## Aim:
Locate the lines of the listing below that hold "Accuracy", then copy each of them.

## Record excerpts:

■ ■ ■ ■ ■ ■ ■

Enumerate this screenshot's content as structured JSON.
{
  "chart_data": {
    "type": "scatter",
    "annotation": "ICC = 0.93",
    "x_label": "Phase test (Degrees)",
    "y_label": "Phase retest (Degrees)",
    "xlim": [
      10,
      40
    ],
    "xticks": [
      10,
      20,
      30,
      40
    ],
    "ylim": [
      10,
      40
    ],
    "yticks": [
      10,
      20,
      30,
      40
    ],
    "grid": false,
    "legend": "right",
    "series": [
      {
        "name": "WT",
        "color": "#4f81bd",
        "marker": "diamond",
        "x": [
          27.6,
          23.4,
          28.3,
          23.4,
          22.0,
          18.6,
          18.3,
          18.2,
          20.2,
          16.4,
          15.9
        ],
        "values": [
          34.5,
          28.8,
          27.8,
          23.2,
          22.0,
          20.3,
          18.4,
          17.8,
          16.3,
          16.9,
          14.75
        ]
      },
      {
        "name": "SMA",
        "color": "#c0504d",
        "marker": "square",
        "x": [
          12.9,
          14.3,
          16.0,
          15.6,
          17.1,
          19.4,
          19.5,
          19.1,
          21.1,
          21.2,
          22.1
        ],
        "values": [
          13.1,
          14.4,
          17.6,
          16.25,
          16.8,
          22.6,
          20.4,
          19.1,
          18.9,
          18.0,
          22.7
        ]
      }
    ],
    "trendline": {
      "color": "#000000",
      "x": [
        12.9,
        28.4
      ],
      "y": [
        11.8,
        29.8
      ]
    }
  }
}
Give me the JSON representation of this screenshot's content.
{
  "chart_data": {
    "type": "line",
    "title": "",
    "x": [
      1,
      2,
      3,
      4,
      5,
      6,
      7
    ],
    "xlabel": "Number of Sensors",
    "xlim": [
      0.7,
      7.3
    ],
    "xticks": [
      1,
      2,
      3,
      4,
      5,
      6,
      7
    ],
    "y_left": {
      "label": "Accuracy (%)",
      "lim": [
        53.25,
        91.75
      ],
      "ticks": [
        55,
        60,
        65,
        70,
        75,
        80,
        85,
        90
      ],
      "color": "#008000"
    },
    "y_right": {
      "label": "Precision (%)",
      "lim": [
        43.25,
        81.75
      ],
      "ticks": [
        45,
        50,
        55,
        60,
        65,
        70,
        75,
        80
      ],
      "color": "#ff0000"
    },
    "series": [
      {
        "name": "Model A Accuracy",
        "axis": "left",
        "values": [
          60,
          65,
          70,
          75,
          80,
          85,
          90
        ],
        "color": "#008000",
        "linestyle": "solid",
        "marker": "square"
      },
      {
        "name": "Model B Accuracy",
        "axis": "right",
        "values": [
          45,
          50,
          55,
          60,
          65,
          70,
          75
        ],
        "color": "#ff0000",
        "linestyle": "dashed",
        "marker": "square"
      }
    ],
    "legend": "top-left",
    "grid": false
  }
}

■ ■ ■ ■ ■ ■ ■

## Solution:
      "label": "Accuracy (%)",
        "name": "Model A Accuracy",
        "name": "Model B Accuracy",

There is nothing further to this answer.